* Exercise aim: Each line that follows should be printed again exactly as it stands.

>>>>

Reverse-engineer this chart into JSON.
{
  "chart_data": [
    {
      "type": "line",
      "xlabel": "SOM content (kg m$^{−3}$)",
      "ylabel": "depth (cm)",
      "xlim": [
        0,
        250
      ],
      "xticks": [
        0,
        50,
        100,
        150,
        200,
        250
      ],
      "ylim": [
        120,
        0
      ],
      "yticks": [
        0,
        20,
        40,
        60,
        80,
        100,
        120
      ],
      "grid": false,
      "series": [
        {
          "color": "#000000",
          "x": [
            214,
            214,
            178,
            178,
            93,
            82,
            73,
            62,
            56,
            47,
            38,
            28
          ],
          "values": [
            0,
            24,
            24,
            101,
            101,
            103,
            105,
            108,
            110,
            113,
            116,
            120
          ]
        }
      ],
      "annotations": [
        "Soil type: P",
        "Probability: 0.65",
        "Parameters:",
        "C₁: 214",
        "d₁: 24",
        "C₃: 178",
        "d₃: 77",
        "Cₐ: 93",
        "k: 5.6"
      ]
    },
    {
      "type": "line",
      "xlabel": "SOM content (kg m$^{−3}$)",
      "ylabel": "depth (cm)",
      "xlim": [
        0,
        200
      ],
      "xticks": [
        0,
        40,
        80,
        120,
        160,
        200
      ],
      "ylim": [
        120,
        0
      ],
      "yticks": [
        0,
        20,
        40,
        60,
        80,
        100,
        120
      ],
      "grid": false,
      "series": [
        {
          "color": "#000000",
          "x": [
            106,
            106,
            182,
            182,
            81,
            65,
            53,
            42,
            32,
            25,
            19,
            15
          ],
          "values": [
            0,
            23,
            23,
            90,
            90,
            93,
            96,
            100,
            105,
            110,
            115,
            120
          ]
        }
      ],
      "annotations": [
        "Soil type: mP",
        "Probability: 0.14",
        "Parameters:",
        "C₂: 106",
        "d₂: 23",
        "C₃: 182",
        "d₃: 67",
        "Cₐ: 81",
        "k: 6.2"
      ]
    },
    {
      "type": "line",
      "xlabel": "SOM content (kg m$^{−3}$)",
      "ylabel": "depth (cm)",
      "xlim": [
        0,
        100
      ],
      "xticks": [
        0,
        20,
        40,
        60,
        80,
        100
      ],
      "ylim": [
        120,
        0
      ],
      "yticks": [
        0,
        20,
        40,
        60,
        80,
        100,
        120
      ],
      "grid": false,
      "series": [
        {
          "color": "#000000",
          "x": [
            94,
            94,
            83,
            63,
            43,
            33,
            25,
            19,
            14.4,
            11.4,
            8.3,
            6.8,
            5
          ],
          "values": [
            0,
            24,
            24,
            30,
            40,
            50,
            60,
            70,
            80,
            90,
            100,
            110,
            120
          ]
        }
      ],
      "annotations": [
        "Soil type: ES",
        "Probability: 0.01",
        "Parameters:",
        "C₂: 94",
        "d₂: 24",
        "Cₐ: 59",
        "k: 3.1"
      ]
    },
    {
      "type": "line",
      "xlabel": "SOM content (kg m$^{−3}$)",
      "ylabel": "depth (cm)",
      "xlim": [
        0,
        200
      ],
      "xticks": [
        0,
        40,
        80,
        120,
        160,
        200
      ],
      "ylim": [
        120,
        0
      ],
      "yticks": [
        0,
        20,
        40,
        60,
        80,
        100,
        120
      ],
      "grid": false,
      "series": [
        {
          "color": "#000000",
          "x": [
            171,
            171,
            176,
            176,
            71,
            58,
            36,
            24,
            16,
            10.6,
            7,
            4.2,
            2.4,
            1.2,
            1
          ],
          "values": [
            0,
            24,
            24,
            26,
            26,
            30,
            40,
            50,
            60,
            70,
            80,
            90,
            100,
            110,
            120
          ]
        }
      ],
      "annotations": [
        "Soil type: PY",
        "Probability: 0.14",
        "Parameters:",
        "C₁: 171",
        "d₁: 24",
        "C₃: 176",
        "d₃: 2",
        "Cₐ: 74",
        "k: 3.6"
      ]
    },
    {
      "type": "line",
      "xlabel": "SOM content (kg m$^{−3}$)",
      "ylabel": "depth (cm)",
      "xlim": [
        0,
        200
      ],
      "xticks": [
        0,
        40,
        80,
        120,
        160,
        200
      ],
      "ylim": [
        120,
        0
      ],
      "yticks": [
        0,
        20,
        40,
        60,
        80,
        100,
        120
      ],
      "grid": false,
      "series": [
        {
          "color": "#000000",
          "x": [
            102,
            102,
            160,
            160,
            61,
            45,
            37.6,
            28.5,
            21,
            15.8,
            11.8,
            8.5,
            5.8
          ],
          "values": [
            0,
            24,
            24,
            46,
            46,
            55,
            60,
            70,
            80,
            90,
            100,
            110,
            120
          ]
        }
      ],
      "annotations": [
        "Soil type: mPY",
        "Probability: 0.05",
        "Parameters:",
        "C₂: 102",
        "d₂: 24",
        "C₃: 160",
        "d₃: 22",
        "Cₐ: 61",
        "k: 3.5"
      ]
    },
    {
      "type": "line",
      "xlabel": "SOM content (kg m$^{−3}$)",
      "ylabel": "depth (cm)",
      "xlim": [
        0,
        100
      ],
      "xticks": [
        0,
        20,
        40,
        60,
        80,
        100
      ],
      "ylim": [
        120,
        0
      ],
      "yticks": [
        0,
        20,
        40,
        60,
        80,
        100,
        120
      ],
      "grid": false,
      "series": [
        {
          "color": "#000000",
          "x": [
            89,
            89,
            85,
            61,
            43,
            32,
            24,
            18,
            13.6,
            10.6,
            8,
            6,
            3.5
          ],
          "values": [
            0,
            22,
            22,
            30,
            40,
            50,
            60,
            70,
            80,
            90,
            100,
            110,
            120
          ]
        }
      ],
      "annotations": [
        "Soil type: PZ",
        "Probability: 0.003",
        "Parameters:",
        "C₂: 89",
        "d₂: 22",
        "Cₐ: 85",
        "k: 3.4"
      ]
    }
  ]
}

<<<<

* Full output:
Reverse-engineer this chart into JSON.
{
  "chart_data": [
    {
      "type": "line",
      "xlabel": "SOM content (kg m$^{−3}$)",
      "ylabel": "depth (cm)",
      "xlim": [
        0,
        250
      ],
      "xticks": [
        0,
        50,
        100,
        150,
        200,
        250
      ],
      "ylim": [
        120,
        0
      ],
      "yticks": [
        0,
        20,
        40,
        60,
        80,
        100,
        120
      ],
      "grid": false,
      "series": [
        {
          "color": "#000000",
          "x": [
            214,
            214,
            178,
            178,
            93,
            82,
            73,
            62,
            56,
            47,
            38,
            28
          ],
          "values": [
            0,
            24,
            24,
            101,
            101,
            103,
            105,
            108,
            110,
            113,
            116,
            120
          ]
        }
      ],
      "annotations": [
        "Soil type: P",
        "Probability: 0.65",
        "Parameters:",
        "C₁: 214",
        "d₁: 24",
        "C₃: 178",
        "d₃: 77",
        "Cₐ: 93",
        "k: 5.6"
      ]
    },
    {
      "type": "line",
      "xlabel": "SOM content (kg m$^{−3}$)",
      "ylabel": "depth (cm)",
      "xlim": [
        0,
        200
      ],
      "xticks": [
        0,
        40,
        80,
        120,
        160,
        200
      ],
      "ylim": [
        120,
        0
      ],
      "yticks": [
        0,
        20,
        40,
        60,
        80,
        100,
        120
      ],
      "grid": false,
      "series": [
        {
          "color": "#000000",
          "x": [
            106,
            106,
            182,
            182,
            81,
            65,
            53,
            42,
            32,
            25,
            19,
            15
          ],
          "values": [
            0,
            23,
            23,
            90,
            90,
            93,
            96,
            100,
            105,
            110,
            115,
            120
          ]
        }
      ],
      "annotations": [
        "Soil type: mP",
        "Probability: 0.14",
        "Parameters:",
        "C₂: 106",
        "d₂: 23",
        "C₃: 182",
        "d₃: 67",
        "Cₐ: 81",
        "k: 6.2"
      ]
    },
    {
      "type": "line",
      "xlabel": "SOM content (kg m$^{−3}$)",
      "ylabel": "depth (cm)",
      "xlim": [
        0,
        100
      ],
      "xticks": [
        0,
        20,
        40,
        60,
        80,
        100
      ],
      "ylim": [
        120,
        0
      ],
      "yticks": [
        0,
        20,
        40,
        60,
        80,
        100,
        120
      ],
      "grid": false,
      "series": [
        {
          "color": "#000000",
          "x": [
            94,
            94,
            83,
            63,
            43,
            33,
            25,
            19,
            14.4,
            11.4,
            8.3,
            6.8,
            5
          ],
          "values": [
            0,
            24,
            24,
            30,
            40,
            50,
            60,
            70,
            80,
            90,
            100,
            110,
            120
          ]
        }
      ],
      "annotations": [
        "Soil type: ES",
        "Probability: 0.01",
        "Parameters:",
        "C₂: 94",
        "d₂: 24",
        "Cₐ: 59",
        "k: 3.1"
      ]
    },
    {
      "type": "line",
      "xlabel": "SOM content (kg m$^{−3}$)",
      "ylabel": "depth (cm)",
      "xlim": [
        0,
        200
      ],
      "xticks": [
        0,
        40,
        80,
        120,
        160,
        200
      ],
      "ylim": [
        120,
        0
      ],
      "yticks": [
        0,
        20,
        40,
        60,
        80,
        100,
        120
      ],
      "grid": false,
      "series": [
        {
          "color": "#000000",
          "x": [
            171,
            171,
            176,
            176,
            71,
            58,
            36,
            24,
            16,
            10.6,
            7,
            4.2,
            2.4,
            1.2,
            1
          ],
          "values": [
            0,
            24,
            24,
            26,
            26,
            30,
            40,
            50,
            60,
            70,
            80,
            90,
            100,
            110,
            120
          ]
        }
      ],
      "annotations": [
        "Soil type: PY",
        "Probability: 0.14",
        "Parameters:",
        "C₁: 171",
        "d₁: 24",
        "C₃: 176",
        "d₃: 2",
        "Cₐ: 74",
        "k: 3.6"
      ]
    },
    {
      "type": "line",
      "xlabel": "SOM content (kg m$^{−3}$)",
      "ylabel": "depth (cm)",
      "xlim": [
        0,
        200
      ],
      "xticks": [
        0,
        40,
        80,
        120,
        160,
        200
      ],
      "ylim": [
        120,
        0
      ],
      "yticks": [
        0,
        20,
        40,
        60,
        80,
        100,
        120
      ],
      "grid": false,
      "series": [
        {
          "color": "#000000",
          "x": [
            102,
            102,
            160,
            160,
            61,
            45,
            37.6,
            28.5,
            21,
            15.8,
            11.8,
            8.5,
            5.8
          ],
          "values": [
            0,
            24,
            24,
            46,
            46,
            55,
            60,
            70,
            80,
            90,
            100,
            110,
            120
          ]
        }
      ],
      "annotations": [
        "Soil type: mPY",
        "Probability: 0.05",
        "Parameters:",
        "C₂: 102",
        "d₂: 24",
        "C₃: 160",
        "d₃: 22",
        "Cₐ: 61",
        "k: 3.5"
      ]
    },
    {
      "type": "line",
      "xlabel": "SOM content (kg m$^{−3}$)",
      "ylabel": "depth (cm)",
      "xlim": [
        0,
        100
      ],
      "xticks": [
        0,
        20,
        40,
        60,
        80,
        100
      ],
      "ylim": [
        120,
        0
      ],
      "yticks": [
        0,
        20,
        40,
        60,
        80,
        100,
        120
      ],
      "grid": false,
      "series": [
        {
          "color": "#000000",
          "x": [
            89,
            89,
            85,
            61,
            43,
            32,
            24,
            18,
            13.6,
            10.6,
            8,
            6,
            3.5
          ],
          "values": [
            0,
            22,
            22,
            30,
            40,
            50,
            60,
            70,
            80,
            90,
            100,
            110,
            120
          ]
        }
      ],
      "annotations": [
        "Soil type: PZ",
        "Probability: 0.003",
        "Parameters:",
        "C₂: 89",
        "d₂: 22",
        "Cₐ: 85",
        "k: 3.4"
      ]
    }
  ]
}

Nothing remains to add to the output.